## Exercise prompt
Each line that follows is to be retyped exactly.

Source data
****************
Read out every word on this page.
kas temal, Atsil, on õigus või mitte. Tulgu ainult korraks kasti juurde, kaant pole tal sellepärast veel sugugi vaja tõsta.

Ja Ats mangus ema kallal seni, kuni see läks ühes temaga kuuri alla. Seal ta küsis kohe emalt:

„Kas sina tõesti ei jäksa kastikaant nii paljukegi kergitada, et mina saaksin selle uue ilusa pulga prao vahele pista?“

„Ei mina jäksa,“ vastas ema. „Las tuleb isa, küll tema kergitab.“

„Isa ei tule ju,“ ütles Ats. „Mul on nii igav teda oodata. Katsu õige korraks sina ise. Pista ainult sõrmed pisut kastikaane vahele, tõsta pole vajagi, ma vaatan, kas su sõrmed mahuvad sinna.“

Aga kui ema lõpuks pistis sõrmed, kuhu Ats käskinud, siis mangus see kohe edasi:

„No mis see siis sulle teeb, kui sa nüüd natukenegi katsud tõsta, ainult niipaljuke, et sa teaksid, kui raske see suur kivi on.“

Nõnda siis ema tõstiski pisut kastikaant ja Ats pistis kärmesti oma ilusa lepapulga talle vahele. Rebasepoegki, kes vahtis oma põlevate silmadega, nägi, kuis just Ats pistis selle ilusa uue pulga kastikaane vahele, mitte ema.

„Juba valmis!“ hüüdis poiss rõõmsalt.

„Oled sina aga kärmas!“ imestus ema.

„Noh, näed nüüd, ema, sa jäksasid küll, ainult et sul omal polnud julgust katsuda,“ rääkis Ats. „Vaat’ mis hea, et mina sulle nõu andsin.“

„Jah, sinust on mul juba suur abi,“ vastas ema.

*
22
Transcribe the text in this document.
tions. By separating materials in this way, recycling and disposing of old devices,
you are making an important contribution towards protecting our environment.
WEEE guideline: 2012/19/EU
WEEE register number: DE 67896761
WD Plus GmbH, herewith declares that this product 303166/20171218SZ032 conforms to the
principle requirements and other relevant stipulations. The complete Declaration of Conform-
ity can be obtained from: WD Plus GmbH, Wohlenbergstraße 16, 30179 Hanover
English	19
****************
## The answer
Read out every word on this page.
kas temal, Atsil, on õigus või mitte. Tulgu ainult korraks kasti juurde, kaant pole tal sellepärast veel sugugi vaja tõsta.

Ja Ats mangus ema kallal seni, kuni see läks ühes temaga kuuri alla. Seal ta küsis kohe emalt:

„Kas sina tõesti ei jäksa kastikaant nii paljukegi kergitada, et mina saaksin selle uue ilusa pulga prao vahele pista?“

„Ei mina jäksa,“ vastas ema. „Las tuleb isa, küll tema kergitab.“

„Isa ei tule ju,“ ütles Ats. „Mul on nii igav teda oodata. Katsu õige korraks sina ise. Pista ainult sõrmed pisut kastikaane vahele, tõsta pole vajagi, ma vaatan, kas su sõrmed mahuvad sinna.“

Aga kui ema lõpuks pistis sõrmed, kuhu Ats käskinud, siis mangus see kohe edasi:

„No mis see siis sulle teeb, kui sa nüüd natukenegi katsud tõsta, ainult niipaljuke, et sa teaksid, kui raske see suur kivi on.“

Nõnda siis ema tõstiski pisut kastikaant ja Ats pistis kärmesti oma ilusa lepapulga talle vahele. Rebasepoegki, kes vahtis oma põlevate silmadega, nägi, kuis just Ats pistis selle ilusa uue pulga kastikaane vahele, mitte ema.

„Juba valmis!“ hüüdis poiss rõõmsalt.

„Oled sina aga kärmas!“ imestus ema.

„Noh, näed nüüd, ema, sa jäksasid küll, ainult et sul omal polnud julgust katsuda,“ rääkis Ats. „Vaat’ mis hea, et mina sulle nõu andsin.“

„Jah, sinust on mul juba suur abi,“ vastas ema.

*
22
Transcribe the text in this document.
tions. By separating materials in this way, recycling and disposing of old devices,
you are making an important contribution towards protecting our environment.
WEEE guideline: 2012/19/EU
WEEE register number: DE 67896761
WD Plus GmbH, herewith declares that this product 303166/20171218SZ032 conforms to the
principle requirements and other relevant stipulations. The complete Declaration of Conform-
ity can be obtained from: WD Plus GmbH, Wohlenbergstraße 16, 30179 Hanover
English	19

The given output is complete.